*제공 자료*
════════

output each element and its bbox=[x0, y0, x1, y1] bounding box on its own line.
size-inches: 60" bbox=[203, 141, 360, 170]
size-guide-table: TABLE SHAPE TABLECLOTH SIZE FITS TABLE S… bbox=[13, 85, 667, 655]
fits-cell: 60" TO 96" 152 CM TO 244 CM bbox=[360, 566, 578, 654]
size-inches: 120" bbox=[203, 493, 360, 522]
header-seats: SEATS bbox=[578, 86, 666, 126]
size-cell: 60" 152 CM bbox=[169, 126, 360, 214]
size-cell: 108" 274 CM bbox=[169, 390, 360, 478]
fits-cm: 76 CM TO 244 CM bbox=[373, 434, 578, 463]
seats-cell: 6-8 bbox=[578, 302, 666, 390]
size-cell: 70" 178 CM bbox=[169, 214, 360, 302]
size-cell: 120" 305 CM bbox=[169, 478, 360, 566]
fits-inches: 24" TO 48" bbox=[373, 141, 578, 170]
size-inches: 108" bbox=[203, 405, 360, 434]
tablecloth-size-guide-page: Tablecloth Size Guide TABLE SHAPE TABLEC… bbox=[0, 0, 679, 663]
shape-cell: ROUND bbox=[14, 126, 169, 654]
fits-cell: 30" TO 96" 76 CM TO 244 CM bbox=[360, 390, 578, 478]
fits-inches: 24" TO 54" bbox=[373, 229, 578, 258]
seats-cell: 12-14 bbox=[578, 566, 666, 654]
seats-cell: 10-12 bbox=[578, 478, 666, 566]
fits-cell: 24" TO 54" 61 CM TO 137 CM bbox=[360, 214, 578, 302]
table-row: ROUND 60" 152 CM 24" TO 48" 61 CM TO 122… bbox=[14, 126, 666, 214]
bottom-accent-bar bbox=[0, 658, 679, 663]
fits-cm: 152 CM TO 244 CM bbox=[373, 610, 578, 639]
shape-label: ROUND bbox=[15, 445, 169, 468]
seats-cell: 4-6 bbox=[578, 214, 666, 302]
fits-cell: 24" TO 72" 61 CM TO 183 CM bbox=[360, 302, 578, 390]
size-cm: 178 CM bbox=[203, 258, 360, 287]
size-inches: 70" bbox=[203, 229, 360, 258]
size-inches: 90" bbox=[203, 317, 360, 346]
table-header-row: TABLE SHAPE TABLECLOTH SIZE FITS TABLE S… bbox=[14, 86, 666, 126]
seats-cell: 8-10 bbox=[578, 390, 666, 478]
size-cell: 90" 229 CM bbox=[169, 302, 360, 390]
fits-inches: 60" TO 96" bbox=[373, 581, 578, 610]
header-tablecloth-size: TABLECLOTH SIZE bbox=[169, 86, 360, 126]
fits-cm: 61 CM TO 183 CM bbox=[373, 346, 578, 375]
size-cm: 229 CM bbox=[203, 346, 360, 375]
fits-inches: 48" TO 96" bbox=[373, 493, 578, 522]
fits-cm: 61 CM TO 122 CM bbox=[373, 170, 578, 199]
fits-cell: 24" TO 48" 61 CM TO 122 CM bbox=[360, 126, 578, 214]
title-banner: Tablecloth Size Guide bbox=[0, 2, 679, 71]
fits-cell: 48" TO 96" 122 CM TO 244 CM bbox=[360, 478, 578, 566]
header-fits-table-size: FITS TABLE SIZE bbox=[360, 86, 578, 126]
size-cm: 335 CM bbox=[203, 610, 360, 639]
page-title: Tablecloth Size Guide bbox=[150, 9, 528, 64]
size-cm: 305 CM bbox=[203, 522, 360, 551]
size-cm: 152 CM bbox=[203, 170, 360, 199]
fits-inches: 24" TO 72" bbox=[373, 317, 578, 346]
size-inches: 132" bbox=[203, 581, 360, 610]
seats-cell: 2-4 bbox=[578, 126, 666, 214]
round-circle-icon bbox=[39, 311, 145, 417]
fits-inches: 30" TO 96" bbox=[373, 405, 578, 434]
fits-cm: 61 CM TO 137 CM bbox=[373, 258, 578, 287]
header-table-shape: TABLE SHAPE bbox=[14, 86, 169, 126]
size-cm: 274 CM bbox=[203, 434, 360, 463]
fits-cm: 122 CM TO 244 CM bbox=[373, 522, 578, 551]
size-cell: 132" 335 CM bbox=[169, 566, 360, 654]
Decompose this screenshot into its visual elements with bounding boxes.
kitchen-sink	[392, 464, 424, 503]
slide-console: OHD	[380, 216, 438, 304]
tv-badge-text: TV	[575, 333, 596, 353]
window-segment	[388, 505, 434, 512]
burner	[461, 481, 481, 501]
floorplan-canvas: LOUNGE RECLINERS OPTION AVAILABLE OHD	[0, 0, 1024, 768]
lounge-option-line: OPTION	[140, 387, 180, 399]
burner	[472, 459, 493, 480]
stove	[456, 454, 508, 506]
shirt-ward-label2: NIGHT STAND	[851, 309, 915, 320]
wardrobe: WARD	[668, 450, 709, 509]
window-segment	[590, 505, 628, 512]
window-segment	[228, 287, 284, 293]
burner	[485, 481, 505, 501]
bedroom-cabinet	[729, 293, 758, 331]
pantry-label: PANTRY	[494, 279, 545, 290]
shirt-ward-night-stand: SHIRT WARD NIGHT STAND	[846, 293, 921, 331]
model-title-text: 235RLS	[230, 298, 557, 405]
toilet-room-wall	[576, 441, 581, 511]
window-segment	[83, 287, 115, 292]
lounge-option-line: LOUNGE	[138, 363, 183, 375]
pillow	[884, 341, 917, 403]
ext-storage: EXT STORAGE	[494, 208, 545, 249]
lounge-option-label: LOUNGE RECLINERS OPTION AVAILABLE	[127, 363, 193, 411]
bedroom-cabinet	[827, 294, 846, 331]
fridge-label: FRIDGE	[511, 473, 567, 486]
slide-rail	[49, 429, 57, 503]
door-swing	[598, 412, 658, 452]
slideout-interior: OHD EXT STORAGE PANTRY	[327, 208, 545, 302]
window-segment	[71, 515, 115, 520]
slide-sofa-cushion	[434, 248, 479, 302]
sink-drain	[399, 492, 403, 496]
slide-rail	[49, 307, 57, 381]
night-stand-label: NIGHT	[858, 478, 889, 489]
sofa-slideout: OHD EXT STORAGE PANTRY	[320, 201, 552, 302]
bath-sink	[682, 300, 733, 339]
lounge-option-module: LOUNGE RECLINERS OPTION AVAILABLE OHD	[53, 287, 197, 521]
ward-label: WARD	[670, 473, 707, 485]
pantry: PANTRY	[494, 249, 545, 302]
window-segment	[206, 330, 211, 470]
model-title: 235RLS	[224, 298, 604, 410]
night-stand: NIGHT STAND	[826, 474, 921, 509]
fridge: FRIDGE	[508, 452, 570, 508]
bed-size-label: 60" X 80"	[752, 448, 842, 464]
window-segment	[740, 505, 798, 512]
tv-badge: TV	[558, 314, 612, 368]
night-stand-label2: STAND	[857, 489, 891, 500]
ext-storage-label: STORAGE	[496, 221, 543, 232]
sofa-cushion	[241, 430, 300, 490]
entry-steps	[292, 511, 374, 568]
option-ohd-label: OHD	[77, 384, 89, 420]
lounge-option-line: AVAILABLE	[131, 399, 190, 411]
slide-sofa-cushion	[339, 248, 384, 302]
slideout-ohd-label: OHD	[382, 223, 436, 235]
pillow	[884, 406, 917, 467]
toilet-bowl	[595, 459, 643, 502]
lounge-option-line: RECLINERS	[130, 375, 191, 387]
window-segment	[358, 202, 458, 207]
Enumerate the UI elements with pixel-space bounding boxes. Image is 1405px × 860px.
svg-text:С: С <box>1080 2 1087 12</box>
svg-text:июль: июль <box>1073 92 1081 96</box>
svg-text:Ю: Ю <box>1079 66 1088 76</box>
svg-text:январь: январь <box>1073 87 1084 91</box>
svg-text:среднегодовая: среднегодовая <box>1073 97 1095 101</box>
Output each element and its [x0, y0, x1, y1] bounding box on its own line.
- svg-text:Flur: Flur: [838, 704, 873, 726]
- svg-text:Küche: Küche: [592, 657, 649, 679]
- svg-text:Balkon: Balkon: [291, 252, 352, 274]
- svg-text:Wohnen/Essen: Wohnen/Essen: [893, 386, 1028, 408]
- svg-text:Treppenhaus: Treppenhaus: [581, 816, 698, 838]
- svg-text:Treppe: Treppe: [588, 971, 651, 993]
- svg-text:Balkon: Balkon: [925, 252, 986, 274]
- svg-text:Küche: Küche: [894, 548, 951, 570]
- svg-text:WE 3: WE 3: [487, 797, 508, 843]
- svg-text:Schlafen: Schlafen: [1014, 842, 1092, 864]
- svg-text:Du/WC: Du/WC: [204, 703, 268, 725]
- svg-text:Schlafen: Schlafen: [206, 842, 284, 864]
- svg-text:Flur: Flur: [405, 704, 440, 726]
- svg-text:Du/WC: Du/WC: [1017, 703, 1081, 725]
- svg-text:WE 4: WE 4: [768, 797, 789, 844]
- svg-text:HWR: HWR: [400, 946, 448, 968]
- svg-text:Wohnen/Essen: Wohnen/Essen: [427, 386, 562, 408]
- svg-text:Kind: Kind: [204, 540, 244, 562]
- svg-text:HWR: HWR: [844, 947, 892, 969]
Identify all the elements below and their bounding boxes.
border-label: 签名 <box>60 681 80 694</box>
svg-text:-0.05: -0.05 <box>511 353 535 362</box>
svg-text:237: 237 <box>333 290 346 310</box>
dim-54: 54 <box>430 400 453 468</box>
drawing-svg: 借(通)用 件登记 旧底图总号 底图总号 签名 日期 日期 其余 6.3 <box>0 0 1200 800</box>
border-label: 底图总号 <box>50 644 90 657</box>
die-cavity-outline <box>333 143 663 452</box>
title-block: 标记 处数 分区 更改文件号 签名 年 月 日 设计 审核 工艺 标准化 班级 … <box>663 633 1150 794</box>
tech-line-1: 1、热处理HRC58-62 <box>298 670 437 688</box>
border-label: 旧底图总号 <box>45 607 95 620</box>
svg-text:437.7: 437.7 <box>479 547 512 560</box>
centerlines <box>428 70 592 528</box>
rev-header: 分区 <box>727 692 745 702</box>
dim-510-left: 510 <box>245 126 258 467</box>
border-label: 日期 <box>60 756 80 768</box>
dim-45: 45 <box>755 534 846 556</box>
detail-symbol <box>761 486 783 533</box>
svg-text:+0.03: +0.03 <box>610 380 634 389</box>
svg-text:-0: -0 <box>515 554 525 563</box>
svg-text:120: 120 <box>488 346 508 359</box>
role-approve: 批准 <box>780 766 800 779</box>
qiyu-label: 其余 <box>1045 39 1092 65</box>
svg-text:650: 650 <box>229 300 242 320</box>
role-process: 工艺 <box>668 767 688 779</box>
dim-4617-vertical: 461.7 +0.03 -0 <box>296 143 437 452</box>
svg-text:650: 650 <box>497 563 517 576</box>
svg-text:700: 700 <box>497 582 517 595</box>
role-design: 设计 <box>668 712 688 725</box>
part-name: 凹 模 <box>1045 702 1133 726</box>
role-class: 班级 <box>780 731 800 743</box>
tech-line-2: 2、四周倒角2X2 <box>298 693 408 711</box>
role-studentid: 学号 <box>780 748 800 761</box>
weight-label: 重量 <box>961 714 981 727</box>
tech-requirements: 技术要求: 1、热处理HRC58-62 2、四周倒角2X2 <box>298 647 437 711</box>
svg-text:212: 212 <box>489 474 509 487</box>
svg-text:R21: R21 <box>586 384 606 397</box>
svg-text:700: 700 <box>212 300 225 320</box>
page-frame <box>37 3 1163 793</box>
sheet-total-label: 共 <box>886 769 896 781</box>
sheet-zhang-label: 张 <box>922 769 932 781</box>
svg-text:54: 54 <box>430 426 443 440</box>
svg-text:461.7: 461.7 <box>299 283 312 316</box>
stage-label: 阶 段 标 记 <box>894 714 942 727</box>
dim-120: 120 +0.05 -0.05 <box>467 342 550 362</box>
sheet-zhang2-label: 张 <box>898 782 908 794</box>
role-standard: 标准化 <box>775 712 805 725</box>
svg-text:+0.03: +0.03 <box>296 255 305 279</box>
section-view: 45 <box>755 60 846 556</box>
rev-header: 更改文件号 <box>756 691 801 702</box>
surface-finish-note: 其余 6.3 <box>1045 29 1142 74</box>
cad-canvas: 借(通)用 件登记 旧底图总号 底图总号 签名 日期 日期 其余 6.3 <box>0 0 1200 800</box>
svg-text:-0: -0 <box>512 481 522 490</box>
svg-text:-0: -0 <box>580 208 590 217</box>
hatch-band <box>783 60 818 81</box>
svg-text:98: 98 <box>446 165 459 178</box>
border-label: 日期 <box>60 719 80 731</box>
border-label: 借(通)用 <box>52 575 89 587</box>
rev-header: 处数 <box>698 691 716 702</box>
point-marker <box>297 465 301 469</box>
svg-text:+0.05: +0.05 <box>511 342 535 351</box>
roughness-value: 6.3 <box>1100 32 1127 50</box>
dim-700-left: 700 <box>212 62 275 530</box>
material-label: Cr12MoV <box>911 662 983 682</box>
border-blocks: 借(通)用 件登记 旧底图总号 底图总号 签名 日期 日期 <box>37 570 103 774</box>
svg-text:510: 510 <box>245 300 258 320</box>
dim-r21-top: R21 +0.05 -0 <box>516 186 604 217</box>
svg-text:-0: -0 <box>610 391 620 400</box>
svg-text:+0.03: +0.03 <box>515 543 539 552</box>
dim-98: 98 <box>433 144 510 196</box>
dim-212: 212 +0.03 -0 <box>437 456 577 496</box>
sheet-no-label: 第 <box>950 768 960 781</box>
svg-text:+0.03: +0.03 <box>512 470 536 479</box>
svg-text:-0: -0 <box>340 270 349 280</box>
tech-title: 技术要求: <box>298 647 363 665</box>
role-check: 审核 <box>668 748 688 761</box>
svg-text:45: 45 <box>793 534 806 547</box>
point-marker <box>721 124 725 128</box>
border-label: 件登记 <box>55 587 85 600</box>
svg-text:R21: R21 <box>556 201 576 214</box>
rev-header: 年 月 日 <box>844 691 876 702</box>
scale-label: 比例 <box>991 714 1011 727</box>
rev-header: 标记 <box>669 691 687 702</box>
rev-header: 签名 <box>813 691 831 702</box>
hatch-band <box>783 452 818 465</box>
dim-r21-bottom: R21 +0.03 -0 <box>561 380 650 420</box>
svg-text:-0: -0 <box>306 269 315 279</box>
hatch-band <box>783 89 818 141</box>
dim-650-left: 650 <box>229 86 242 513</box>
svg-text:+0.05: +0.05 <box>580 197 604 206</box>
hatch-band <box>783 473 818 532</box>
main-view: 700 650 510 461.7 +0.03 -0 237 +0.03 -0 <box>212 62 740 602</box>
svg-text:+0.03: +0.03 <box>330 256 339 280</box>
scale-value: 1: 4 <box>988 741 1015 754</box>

════════

*과제 내용*
항목의 첫 줄부터 "header-seats: SEATS bbox=[578, 86, 666, 126]" 내용이 담긴 줄까지, 양 끝 줄을 포함하여 그대로 출력하십시오.

*실습 결과물*
output each element and its bbox=[x0, y0, x1, y1] bounding box on its own line.
size-inches: 60" bbox=[203, 141, 360, 170]
size-guide-table: TABLE SHAPE TABLECLOTH SIZE FITS TABLE S… bbox=[13, 85, 667, 655]
fits-cell: 60" TO 96" 152 CM TO 244 CM bbox=[360, 566, 578, 654]
size-inches: 120" bbox=[203, 493, 360, 522]
header-seats: SEATS bbox=[578, 86, 666, 126]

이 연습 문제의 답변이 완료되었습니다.